→ PROBLEM STATEMENT: Return the text of every entry below word for word, leaving out the pictures.

** Start of TASK DATA **

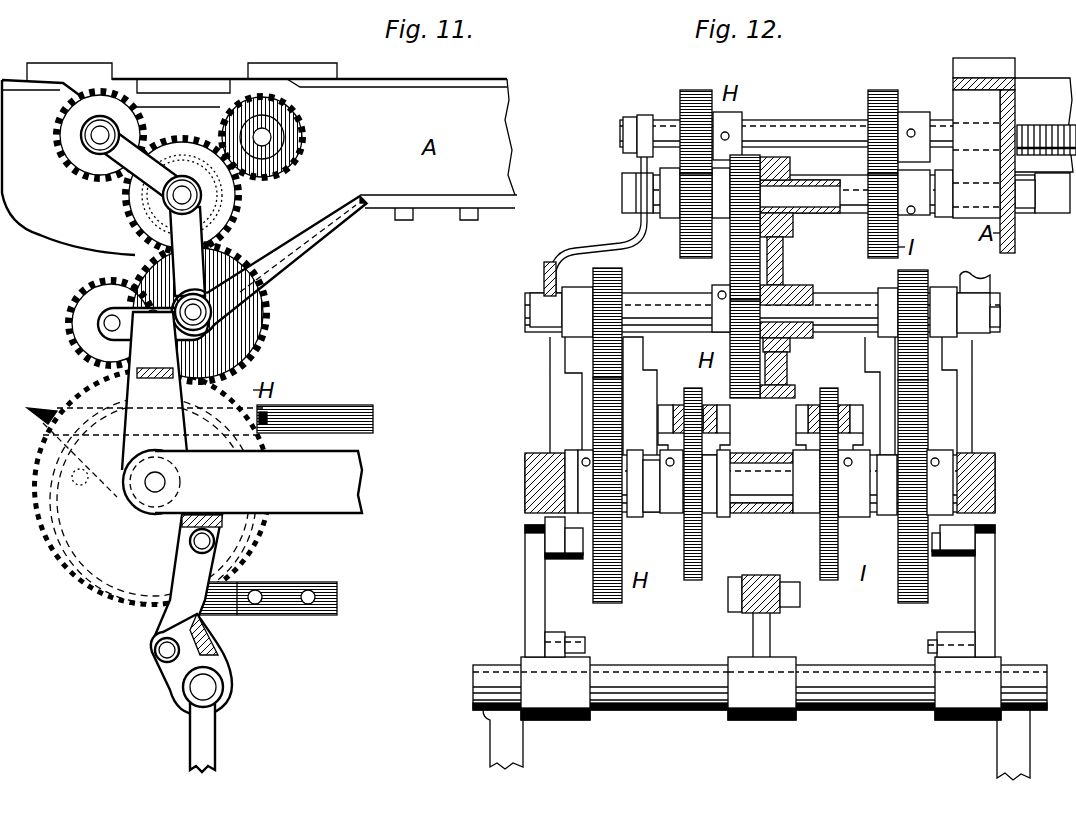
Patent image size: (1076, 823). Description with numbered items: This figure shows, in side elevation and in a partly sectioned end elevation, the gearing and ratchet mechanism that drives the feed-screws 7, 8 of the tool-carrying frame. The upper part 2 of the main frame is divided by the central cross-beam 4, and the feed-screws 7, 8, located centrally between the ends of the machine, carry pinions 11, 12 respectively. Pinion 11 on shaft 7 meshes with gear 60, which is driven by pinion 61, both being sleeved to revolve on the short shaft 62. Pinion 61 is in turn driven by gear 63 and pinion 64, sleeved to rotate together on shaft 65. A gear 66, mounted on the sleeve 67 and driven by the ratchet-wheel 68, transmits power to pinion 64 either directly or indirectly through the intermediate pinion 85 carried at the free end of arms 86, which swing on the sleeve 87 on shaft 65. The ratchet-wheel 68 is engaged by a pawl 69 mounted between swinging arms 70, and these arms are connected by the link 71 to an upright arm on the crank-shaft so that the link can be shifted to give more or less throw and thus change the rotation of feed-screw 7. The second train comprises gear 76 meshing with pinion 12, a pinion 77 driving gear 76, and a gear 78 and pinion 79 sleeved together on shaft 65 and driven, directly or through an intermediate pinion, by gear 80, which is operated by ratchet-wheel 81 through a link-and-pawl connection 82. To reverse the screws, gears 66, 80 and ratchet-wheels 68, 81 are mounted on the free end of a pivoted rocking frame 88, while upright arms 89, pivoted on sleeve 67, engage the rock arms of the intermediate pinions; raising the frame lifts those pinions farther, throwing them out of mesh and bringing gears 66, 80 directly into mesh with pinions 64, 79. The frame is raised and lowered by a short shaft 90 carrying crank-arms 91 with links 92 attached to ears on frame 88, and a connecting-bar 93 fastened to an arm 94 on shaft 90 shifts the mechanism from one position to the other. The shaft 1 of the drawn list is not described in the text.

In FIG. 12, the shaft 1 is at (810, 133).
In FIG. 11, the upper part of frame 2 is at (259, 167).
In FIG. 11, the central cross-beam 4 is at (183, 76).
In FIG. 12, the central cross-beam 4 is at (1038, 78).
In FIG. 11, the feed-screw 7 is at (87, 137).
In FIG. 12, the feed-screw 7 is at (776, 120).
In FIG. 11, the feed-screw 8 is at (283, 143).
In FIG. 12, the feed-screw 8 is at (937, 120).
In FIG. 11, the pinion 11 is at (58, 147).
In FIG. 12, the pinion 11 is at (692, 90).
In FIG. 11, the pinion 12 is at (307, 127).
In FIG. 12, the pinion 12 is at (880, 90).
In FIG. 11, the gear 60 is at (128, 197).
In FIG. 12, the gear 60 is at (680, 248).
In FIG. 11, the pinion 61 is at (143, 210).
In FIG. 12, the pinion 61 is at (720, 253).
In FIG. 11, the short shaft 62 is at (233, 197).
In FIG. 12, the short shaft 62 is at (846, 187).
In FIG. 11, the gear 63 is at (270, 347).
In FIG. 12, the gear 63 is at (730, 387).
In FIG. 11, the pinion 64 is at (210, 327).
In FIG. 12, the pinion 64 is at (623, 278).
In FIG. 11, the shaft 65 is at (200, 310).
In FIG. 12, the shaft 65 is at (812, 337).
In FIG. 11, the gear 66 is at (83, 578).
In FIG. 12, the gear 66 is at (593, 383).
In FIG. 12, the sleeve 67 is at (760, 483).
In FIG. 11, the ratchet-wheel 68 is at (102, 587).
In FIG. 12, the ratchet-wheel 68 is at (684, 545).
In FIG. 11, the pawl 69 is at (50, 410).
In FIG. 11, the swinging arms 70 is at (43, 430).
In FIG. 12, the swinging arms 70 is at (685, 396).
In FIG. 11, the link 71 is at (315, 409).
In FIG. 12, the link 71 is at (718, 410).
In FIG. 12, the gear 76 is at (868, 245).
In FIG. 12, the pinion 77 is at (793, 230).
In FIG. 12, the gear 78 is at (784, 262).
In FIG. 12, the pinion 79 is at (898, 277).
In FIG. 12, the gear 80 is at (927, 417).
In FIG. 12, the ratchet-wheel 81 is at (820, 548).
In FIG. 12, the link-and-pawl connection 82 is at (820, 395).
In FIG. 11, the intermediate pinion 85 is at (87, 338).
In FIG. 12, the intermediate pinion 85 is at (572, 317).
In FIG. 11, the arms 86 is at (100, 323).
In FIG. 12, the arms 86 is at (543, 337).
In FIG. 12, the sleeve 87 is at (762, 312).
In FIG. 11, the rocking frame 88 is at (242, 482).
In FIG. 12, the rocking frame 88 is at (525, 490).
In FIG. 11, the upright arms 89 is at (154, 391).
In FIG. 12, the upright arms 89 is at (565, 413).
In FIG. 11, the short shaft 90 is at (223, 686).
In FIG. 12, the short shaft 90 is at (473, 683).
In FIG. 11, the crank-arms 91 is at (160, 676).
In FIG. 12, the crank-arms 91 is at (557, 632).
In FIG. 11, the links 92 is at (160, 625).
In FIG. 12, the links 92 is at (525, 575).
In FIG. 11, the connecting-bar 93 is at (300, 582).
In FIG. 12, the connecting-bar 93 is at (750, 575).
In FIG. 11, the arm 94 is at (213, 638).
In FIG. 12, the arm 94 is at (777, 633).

** End of TASK DATA **

→ TASK RESPONSE:
Patent image size: (1076, 823). Description with numbered items: This figure shows, in side elevation and in a partly sectioned end elevation, the gearing and ratchet mechanism that drives the feed-screws 7, 8 of the tool-carrying frame. The upper part 2 of the main frame is divided by the central cross-beam 4, and the feed-screws 7, 8, located centrally between the ends of the machine, carry pinions 11, 12 respectively. Pinion 11 on shaft 7 meshes with gear 60, which is driven by pinion 61, both being sleeved to revolve on the short shaft 62. Pinion 61 is in turn driven by gear 63 and pinion 64, sleeved to rotate together on shaft 65. A gear 66, mounted on the sleeve 67 and driven by the ratchet-wheel 68, transmits power to pinion 64 either directly or indirectly through the intermediate pinion 85 carried at the free end of arms 86, which swing on the sleeve 87 on shaft 65. The ratchet-wheel 68 is engaged by a pawl 69 mounted between swinging arms 70, and these arms are connected by the link 71 to an upright arm on the crank-shaft so that the link can be shifted to give more or less throw and thus change the rotation of feed-screw 7. The second train comprises gear 76 meshing with pinion 12, a pinion 77 driving gear 76, and a gear 78 and pinion 79 sleeved together on shaft 65 and driven, directly or through an intermediate pinion, by gear 80, which is operated by ratchet-wheel 81 through a link-and-pawl connection 82. To reverse the screws, gears 66, 80 and ratchet-wheels 68, 81 are mounted on the free end of a pivoted rocking frame 88, while upright arms 89, pivoted on sleeve 67, engage the rock arms of the intermediate pinions; raising the frame lifts those pinions farther, throwing them out of mesh and bringing gears 66, 80 directly into mesh with pinions 64, 79. The frame is raised and lowered by a short shaft 90 carrying crank-arms 91 with links 92 attached to ears on frame 88, and a connecting-bar 93 fastened to an arm 94 on shaft 90 shifts the mechanism from one position to the other. The shaft 1 of the drawn list is not described in the text.

In FIG. 12, the shaft 1 is at (810, 133).
In FIG. 11, the upper part of frame 2 is at (259, 167).
In FIG. 11, the central cross-beam 4 is at (183, 76).
In FIG. 12, the central cross-beam 4 is at (1038, 78).
In FIG. 11, the feed-screw 7 is at (87, 137).
In FIG. 12, the feed-screw 7 is at (776, 120).
In FIG. 11, the feed-screw 8 is at (283, 143).
In FIG. 12, the feed-screw 8 is at (937, 120).
In FIG. 11, the pinion 11 is at (58, 147).
In FIG. 12, the pinion 11 is at (692, 90).
In FIG. 11, the pinion 12 is at (307, 127).
In FIG. 12, the pinion 12 is at (880, 90).
In FIG. 11, the gear 60 is at (128, 197).
In FIG. 12, the gear 60 is at (680, 248).
In FIG. 11, the pinion 61 is at (143, 210).
In FIG. 12, the pinion 61 is at (720, 253).
In FIG. 11, the short shaft 62 is at (233, 197).
In FIG. 12, the short shaft 62 is at (846, 187).
In FIG. 11, the gear 63 is at (270, 347).
In FIG. 12, the gear 63 is at (730, 387).
In FIG. 11, the pinion 64 is at (210, 327).
In FIG. 12, the pinion 64 is at (623, 278).
In FIG. 11, the shaft 65 is at (200, 310).
In FIG. 12, the shaft 65 is at (812, 337).
In FIG. 11, the gear 66 is at (83, 578).
In FIG. 12, the gear 66 is at (593, 383).
In FIG. 12, the sleeve 67 is at (760, 483).
In FIG. 11, the ratchet-wheel 68 is at (102, 587).
In FIG. 12, the ratchet-wheel 68 is at (684, 545).
In FIG. 11, the pawl 69 is at (50, 410).
In FIG. 11, the swinging arms 70 is at (43, 430).
In FIG. 12, the swinging arms 70 is at (685, 396).
In FIG. 11, the link 71 is at (315, 409).
In FIG. 12, the link 71 is at (718, 410).
In FIG. 12, the gear 76 is at (868, 245).
In FIG. 12, the pinion 77 is at (793, 230).
In FIG. 12, the gear 78 is at (784, 262).
In FIG. 12, the pinion 79 is at (898, 277).
In FIG. 12, the gear 80 is at (927, 417).
In FIG. 12, the ratchet-wheel 81 is at (820, 548).
In FIG. 12, the link-and-pawl connection 82 is at (820, 395).
In FIG. 11, the intermediate pinion 85 is at (87, 338).
In FIG. 12, the intermediate pinion 85 is at (572, 317).
In FIG. 11, the arms 86 is at (100, 323).
In FIG. 12, the arms 86 is at (543, 337).
In FIG. 12, the sleeve 87 is at (762, 312).
In FIG. 11, the rocking frame 88 is at (242, 482).
In FIG. 12, the rocking frame 88 is at (525, 490).
In FIG. 11, the upright arms 89 is at (154, 391).
In FIG. 12, the upright arms 89 is at (565, 413).
In FIG. 11, the short shaft 90 is at (223, 686).
In FIG. 12, the short shaft 90 is at (473, 683).
In FIG. 11, the crank-arms 91 is at (160, 676).
In FIG. 12, the crank-arms 91 is at (557, 632).
In FIG. 11, the links 92 is at (160, 625).
In FIG. 12, the links 92 is at (525, 575).
In FIG. 11, the connecting-bar 93 is at (300, 582).
In FIG. 12, the connecting-bar 93 is at (750, 575).
In FIG. 11, the arm 94 is at (213, 638).
In FIG. 12, the arm 94 is at (777, 633).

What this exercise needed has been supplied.